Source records
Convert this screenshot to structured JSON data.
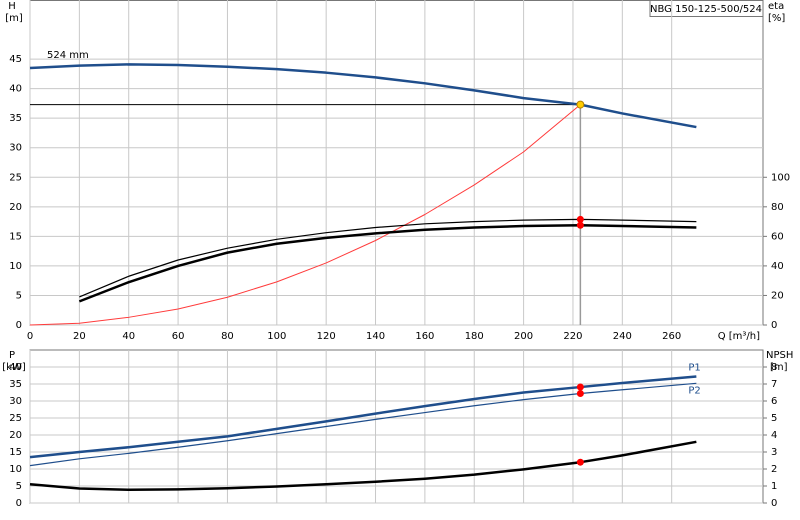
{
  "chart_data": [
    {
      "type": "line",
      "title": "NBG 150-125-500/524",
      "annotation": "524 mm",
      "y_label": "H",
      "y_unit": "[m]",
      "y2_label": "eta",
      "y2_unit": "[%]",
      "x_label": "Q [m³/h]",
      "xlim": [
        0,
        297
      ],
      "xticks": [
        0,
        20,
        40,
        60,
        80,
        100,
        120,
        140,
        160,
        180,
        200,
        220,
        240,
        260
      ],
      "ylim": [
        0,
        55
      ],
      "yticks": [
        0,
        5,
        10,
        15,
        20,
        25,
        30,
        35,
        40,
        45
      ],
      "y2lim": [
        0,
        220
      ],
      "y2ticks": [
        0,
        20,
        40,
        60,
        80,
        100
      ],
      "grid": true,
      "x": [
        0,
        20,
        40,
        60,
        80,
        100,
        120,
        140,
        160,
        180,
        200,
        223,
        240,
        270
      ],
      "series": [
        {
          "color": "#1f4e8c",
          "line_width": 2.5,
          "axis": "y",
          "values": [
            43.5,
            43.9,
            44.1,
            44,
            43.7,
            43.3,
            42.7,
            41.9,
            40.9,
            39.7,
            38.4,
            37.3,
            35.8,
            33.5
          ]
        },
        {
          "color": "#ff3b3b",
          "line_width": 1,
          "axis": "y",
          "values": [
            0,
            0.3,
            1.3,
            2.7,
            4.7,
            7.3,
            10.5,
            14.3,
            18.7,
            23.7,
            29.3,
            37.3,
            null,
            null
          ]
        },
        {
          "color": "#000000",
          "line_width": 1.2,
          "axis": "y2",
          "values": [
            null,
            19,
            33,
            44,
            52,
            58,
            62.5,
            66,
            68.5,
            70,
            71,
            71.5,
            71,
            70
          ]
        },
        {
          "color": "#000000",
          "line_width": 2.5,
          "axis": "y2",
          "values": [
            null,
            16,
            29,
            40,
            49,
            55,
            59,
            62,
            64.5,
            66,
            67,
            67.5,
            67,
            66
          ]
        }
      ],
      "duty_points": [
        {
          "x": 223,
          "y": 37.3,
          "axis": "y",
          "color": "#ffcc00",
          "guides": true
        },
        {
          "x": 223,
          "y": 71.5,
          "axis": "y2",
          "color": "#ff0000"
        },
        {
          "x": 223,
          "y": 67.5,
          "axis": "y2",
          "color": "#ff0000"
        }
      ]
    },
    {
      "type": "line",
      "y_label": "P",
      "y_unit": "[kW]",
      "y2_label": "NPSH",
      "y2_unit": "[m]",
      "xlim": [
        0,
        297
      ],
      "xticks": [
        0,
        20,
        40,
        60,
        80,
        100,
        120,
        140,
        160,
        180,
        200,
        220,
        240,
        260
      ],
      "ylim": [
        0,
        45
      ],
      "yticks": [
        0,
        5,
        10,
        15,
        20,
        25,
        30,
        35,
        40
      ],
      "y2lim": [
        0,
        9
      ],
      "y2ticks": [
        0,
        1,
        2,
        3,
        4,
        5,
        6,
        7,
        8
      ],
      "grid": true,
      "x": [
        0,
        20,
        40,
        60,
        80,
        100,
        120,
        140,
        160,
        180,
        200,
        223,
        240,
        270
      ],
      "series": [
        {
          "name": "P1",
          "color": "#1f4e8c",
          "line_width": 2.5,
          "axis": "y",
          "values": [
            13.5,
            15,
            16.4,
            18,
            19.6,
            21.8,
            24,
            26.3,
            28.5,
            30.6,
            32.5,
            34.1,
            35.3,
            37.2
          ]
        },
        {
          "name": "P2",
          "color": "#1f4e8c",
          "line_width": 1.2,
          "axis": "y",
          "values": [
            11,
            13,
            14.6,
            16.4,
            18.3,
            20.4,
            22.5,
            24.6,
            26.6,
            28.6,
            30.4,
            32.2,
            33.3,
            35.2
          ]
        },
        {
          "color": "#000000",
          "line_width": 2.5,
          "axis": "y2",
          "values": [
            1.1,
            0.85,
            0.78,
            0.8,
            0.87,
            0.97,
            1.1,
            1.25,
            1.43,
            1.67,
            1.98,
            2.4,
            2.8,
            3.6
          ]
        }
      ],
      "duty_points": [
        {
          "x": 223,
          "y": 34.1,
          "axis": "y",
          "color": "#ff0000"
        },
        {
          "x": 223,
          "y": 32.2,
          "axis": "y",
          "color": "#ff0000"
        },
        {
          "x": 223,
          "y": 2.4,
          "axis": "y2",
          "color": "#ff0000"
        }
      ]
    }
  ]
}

(Problem details) Copy out all the data without changing anything, and drop the pictures.

(Exercise solution)
Convert this screenshot to structured JSON data.
{
  "chart_data": [
    {
      "type": "line",
      "title": "NBG 150-125-500/524",
      "annotation": "524 mm",
      "y_label": "H",
      "y_unit": "[m]",
      "y2_label": "eta",
      "y2_unit": "[%]",
      "x_label": "Q [m³/h]",
      "xlim": [
        0,
        297
      ],
      "xticks": [
        0,
        20,
        40,
        60,
        80,
        100,
        120,
        140,
        160,
        180,
        200,
        220,
        240,
        260
      ],
      "ylim": [
        0,
        55
      ],
      "yticks": [
        0,
        5,
        10,
        15,
        20,
        25,
        30,
        35,
        40,
        45
      ],
      "y2lim": [
        0,
        220
      ],
      "y2ticks": [
        0,
        20,
        40,
        60,
        80,
        100
      ],
      "grid": true,
      "x": [
        0,
        20,
        40,
        60,
        80,
        100,
        120,
        140,
        160,
        180,
        200,
        223,
        240,
        270
      ],
      "series": [
        {
          "color": "#1f4e8c",
          "line_width": 2.5,
          "axis": "y",
          "values": [
            43.5,
            43.9,
            44.1,
            44,
            43.7,
            43.3,
            42.7,
            41.9,
            40.9,
            39.7,
            38.4,
            37.3,
            35.8,
            33.5
          ]
        },
        {
          "color": "#ff3b3b",
          "line_width": 1,
          "axis": "y",
          "values": [
            0,
            0.3,
            1.3,
            2.7,
            4.7,
            7.3,
            10.5,
            14.3,
            18.7,
            23.7,
            29.3,
            37.3,
            null,
            null
          ]
        },
        {
          "color": "#000000",
          "line_width": 1.2,
          "axis": "y2",
          "values": [
            null,
            19,
            33,
            44,
            52,
            58,
            62.5,
            66,
            68.5,
            70,
            71,
            71.5,
            71,
            70
          ]
        },
        {
          "color": "#000000",
          "line_width": 2.5,
          "axis": "y2",
          "values": [
            null,
            16,
            29,
            40,
            49,
            55,
            59,
            62,
            64.5,
            66,
            67,
            67.5,
            67,
            66
          ]
        }
      ],
      "duty_points": [
        {
          "x": 223,
          "y": 37.3,
          "axis": "y",
          "color": "#ffcc00",
          "guides": true
        },
        {
          "x": 223,
          "y": 71.5,
          "axis": "y2",
          "color": "#ff0000"
        },
        {
          "x": 223,
          "y": 67.5,
          "axis": "y2",
          "color": "#ff0000"
        }
      ]
    },
    {
      "type": "line",
      "y_label": "P",
      "y_unit": "[kW]",
      "y2_label": "NPSH",
      "y2_unit": "[m]",
      "xlim": [
        0,
        297
      ],
      "xticks": [
        0,
        20,
        40,
        60,
        80,
        100,
        120,
        140,
        160,
        180,
        200,
        220,
        240,
        260
      ],
      "ylim": [
        0,
        45
      ],
      "yticks": [
        0,
        5,
        10,
        15,
        20,
        25,
        30,
        35,
        40
      ],
      "y2lim": [
        0,
        9
      ],
      "y2ticks": [
        0,
        1,
        2,
        3,
        4,
        5,
        6,
        7,
        8
      ],
      "grid": true,
      "x": [
        0,
        20,
        40,
        60,
        80,
        100,
        120,
        140,
        160,
        180,
        200,
        223,
        240,
        270
      ],
      "series": [
        {
          "name": "P1",
          "color": "#1f4e8c",
          "line_width": 2.5,
          "axis": "y",
          "values": [
            13.5,
            15,
            16.4,
            18,
            19.6,
            21.8,
            24,
            26.3,
            28.5,
            30.6,
            32.5,
            34.1,
            35.3,
            37.2
          ]
        },
        {
          "name": "P2",
          "color": "#1f4e8c",
          "line_width": 1.2,
          "axis": "y",
          "values": [
            11,
            13,
            14.6,
            16.4,
            18.3,
            20.4,
            22.5,
            24.6,
            26.6,
            28.6,
            30.4,
            32.2,
            33.3,
            35.2
          ]
        },
        {
          "color": "#000000",
          "line_width": 2.5,
          "axis": "y2",
          "values": [
            1.1,
            0.85,
            0.78,
            0.8,
            0.87,
            0.97,
            1.1,
            1.25,
            1.43,
            1.67,
            1.98,
            2.4,
            2.8,
            3.6
          ]
        }
      ],
      "duty_points": [
        {
          "x": 223,
          "y": 34.1,
          "axis": "y",
          "color": "#ff0000"
        },
        {
          "x": 223,
          "y": 32.2,
          "axis": "y",
          "color": "#ff0000"
        },
        {
          "x": 223,
          "y": 2.4,
          "axis": "y2",
          "color": "#ff0000"
        }
      ]
    }
  ]
}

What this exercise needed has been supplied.